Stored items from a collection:
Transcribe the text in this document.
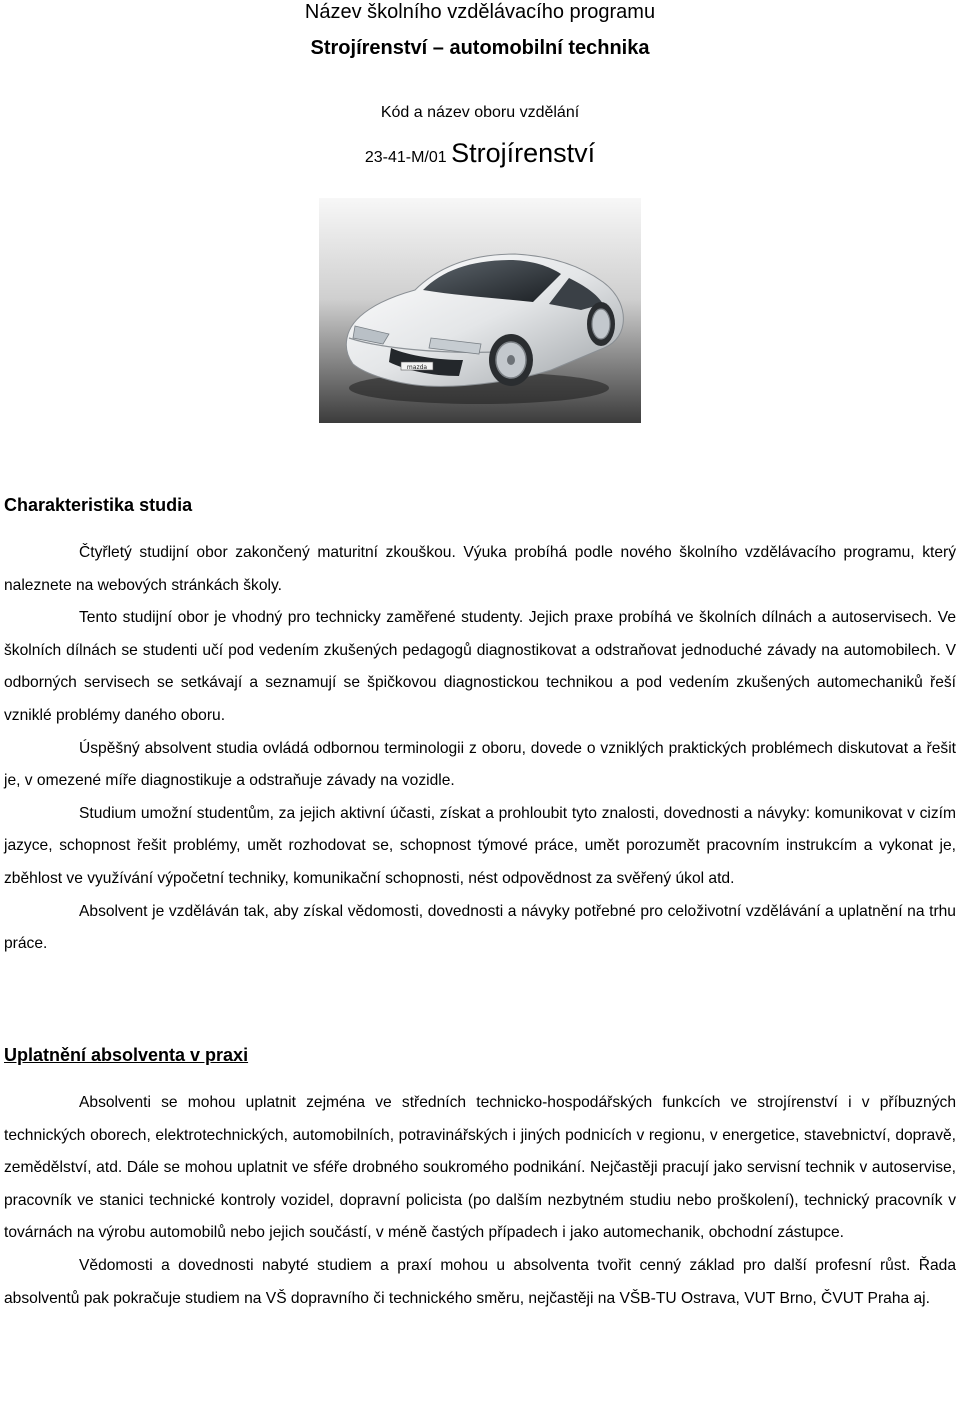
Název školního vzdělávacího programu
Strojírenství – automobilní technika
Kód a název oboru vzdělání
23-41-M/01 Strojírenství
mazda
Charakteristika studia

Čtyřletý studijní obor zakončený maturitní zkouškou. Výuka probíhá podle nového školního vzdělávacího programu, který naleznete na webových stránkách školy.

Tento studijní obor je vhodný pro technicky zaměřené studenty. Jejich praxe probíhá ve školních dílnách a autoservisech. Ve školních dílnách se studenti učí pod vedením zkušených pedagogů diagnostikovat a odstraňovat jednoduché závady na automobilech. V odborných servisech se setkávají a seznamují se špičkovou diagnostickou technikou a pod vedením zkušených automechaniků řeší vzniklé problémy daného oboru.

Úspěšný absolvent studia ovládá odbornou terminologii z oboru, dovede o vzniklých praktických problémech diskutovat a řešit je, v omezené míře diagnostikuje a odstraňuje závady na vozidle.

Studium umožní studentům, za jejich aktivní účasti, získat a prohloubit tyto znalosti, dovednosti a návyky: komunikovat v cizím jazyce, schopnost řešit problémy, umět rozhodovat se, schopnost týmové práce, umět porozumět pracovním instrukcím a vykonat je, zběhlost ve využívání výpočetní techniky, komunikační schopnosti, nést odpovědnost za svěřený úkol atd.

Absolvent je vzděláván tak, aby získal vědomosti, dovednosti a návyky potřebné pro celoživotní vzdělávání a uplatnění na trhu práce.

Uplatnění absolventa v praxi

Absolventi se mohou uplatnit zejména ve středních technicko-hospodářských funkcích ve strojírenství i v příbuzných technických oborech, elektrotechnických, automobilních, potravinářských i jiných podnicích v regionu, v energetice, stavebnictví, dopravě, zemědělství, atd. Dále se mohou uplatnit ve sféře drobného soukromého podnikání. Nejčastěji pracují jako servisní technik v autoservise, pracovník ve stanici technické kontroly vozidel, dopravní policista (po dalším nezbytném studiu nebo proškolení), technický pracovník v továrnách na výrobu automobilů nebo jejich součástí, v méně častých případech i jako automechanik, obchodní zástupce.

Vědomosti a dovednosti nabyté studiem a praxí mohou u absolventa tvořit cenný základ pro další profesní růst. Řada absolventů pak pokračuje studiem na VŠ dopravního či technického směru, nejčastěji na VŠB-TU Ostrava, VUT Brno, ČVUT Praha aj.
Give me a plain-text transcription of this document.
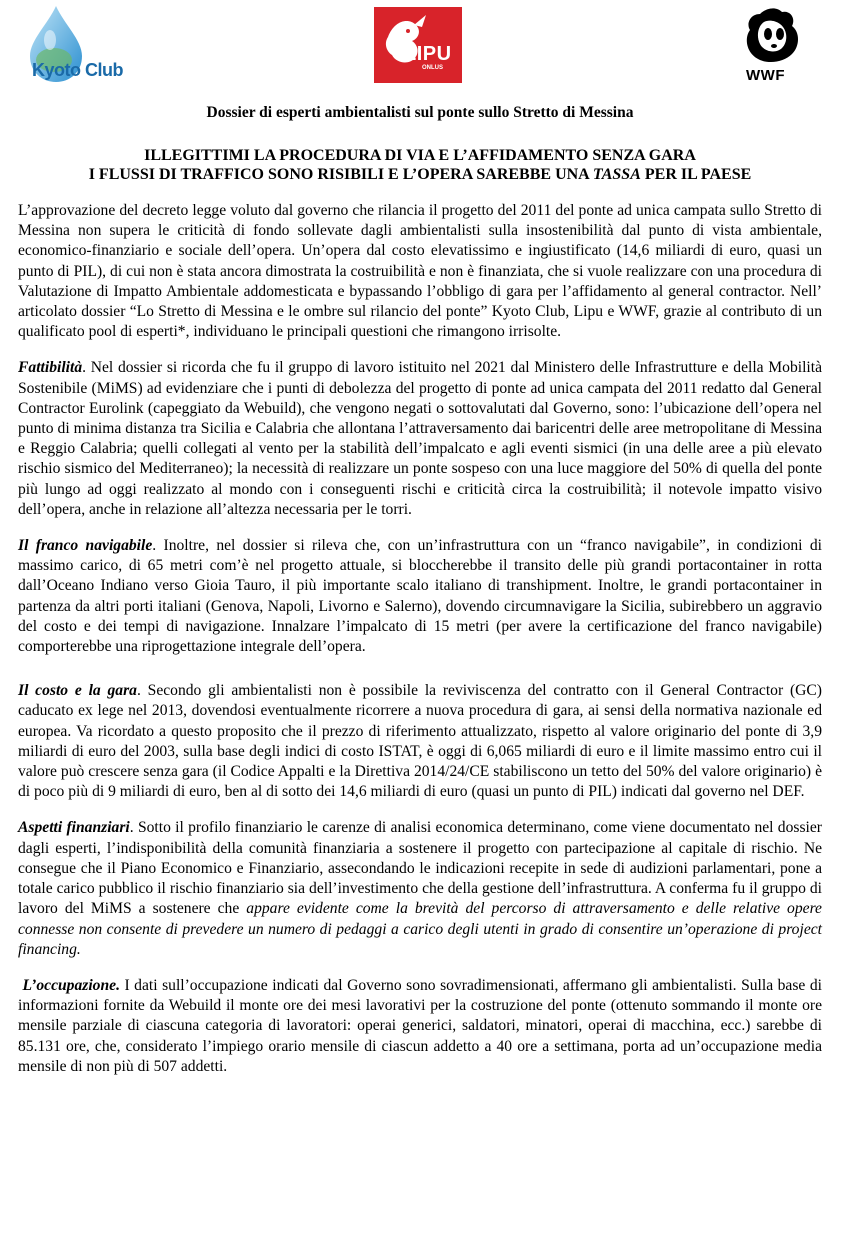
Kyoto Club
LIPU
ONLUS	WWF
Dossier di esperti ambientalisti sul ponte sullo Stretto di Messina
ILLEGITTIMI LA PROCEDURA DI VIA E L’AFFIDAMENTO SENZA GARA
I FLUSSI DI TRAFFICO SONO RISIBILI E L’OPERA SAREBBE UNA TASSA PER IL PAESE

L’approvazione del decreto legge voluto dal governo che rilancia il progetto del 2011 del ponte ad unica campata sullo Stretto di Messina non supera le criticità di fondo sollevate dagli ambientalisti sulla insostenibilità dal punto di vista ambientale, economico-finanziario e sociale dell’opera. Un’opera dal costo elevatissimo e ingiustificato (14,6 miliardi di euro, quasi un punto di PIL), di cui non è stata ancora dimostrata la costruibilità e non è finanziata, che si vuole realizzare con una procedura di Valutazione di Impatto Ambientale addomesticata e bypassando l’obbligo di gara per l’affidamento al general contractor. Nell’ articolato dossier “Lo Stretto di Messina e le ombre sul rilancio del ponte” Kyoto Club, Lipu e WWF, grazie al contributo di un qualificato pool di esperti*, individuano le principali questioni che rimangono irrisolte.

Fattibilità. Nel dossier si ricorda che fu il gruppo di lavoro istituito nel 2021 dal Ministero delle Infrastrutture e della Mobilità Sostenibile (MiMS) ad evidenziare che i punti di debolezza del progetto di ponte ad unica campata del 2011 redatto dal General Contractor Eurolink (capeggiato da Webuild), che vengono negati o sottovalutati dal Governo, sono: l’ubicazione dell’opera nel punto di minima distanza tra Sicilia e Calabria che allontana l’attraversamento dai baricentri delle aree metropolitane di Messina e Reggio Calabria; quelli collegati al vento per la stabilità dell’impalcato e agli eventi sismici (in una delle aree a più elevato rischio sismico del Mediterraneo); la necessità di realizzare un ponte sospeso con una luce maggiore del 50% di quella del ponte più lungo ad oggi realizzato al mondo con i conseguenti rischi e criticità circa la costruibilità; il notevole impatto visivo dell’opera, anche in relazione all’altezza necessaria per le torri.

Il franco navigabile. Inoltre, nel dossier si rileva che, con un’infrastruttura con un “franco navigabile”, in condizioni di massimo carico, di 65 metri com’è nel progetto attuale, si bloccherebbe il transito delle più grandi portacontainer in rotta dall’Oceano Indiano verso Gioia Tauro, il più importante scalo italiano di transhipment. Inoltre, le grandi portacontainer in partenza da altri porti italiani (Genova, Napoli, Livorno e Salerno), dovendo circumnavigare la Sicilia, subirebbero un aggravio del costo e dei tempi di navigazione. Innalzare l’impalcato di 15 metri (per avere la certificazione del franco navigabile) comporterebbe una riprogettazione integrale dell’opera.

Il costo e la gara. Secondo gli ambientalisti non è possibile la reviviscenza del contratto con il General Contractor (GC) caducato ex lege nel 2013, dovendosi eventualmente ricorrere a nuova procedura di gara, ai sensi della normativa nazionale ed europea. Va ricordato a questo proposito che il prezzo di riferimento attualizzato, rispetto al valore originario del ponte di 3,9 miliardi di euro del 2003, sulla base degli indici di costo ISTAT, è oggi di 6,065 miliardi di euro e il limite massimo entro cui il valore può crescere senza gara (il Codice Appalti e la Direttiva 2014/24/CE stabiliscono un tetto del 50% del valore originario) è di poco più di 9 miliardi di euro, ben al di sotto dei 14,6 miliardi di euro (quasi un punto di PIL) indicati dal governo nel DEF.

Aspetti finanziari. Sotto il profilo finanziario le carenze di analisi economica determinano, come viene documentato nel dossier dagli esperti, l’indisponibilità della comunità finanziaria a sostenere il progetto con partecipazione al capitale di rischio. Ne consegue che il Piano Economico e Finanziario, assecondando le indicazioni recepite in sede di audizioni parlamentari, pone a totale carico pubblico il rischio finanziario sia dell’investimento che della gestione dell’infrastruttura. A conferma fu il gruppo di lavoro del MiMS a sostenere che appare evidente come la brevità del percorso di attraversamento e delle relative opere connesse non consente di prevedere un numero di pedaggi a carico degli utenti in grado di consentire un’operazione di project financing.

L’occupazione. I dati sull’occupazione indicati dal Governo sono sovradimensionati, affermano gli ambientalisti. Sulla base di informazioni fornite da Webuild il monte ore dei mesi lavorativi per la costruzione del ponte (ottenuto sommando il monte ore mensile parziale di ciascuna categoria di lavoratori: operai generici, saldatori, minatori, operai di macchina, ecc.) sarebbe di 85.131 ore, che, considerato l’impiego orario mensile di ciascun addetto a 40 ore a settimana, porta ad un’occupazione media mensile di non più di 507 addetti.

THE PROBLEM: Tally the lines that hold the string "sullo" and state the total, nothing more.

EXERCISE RESPONSE: 2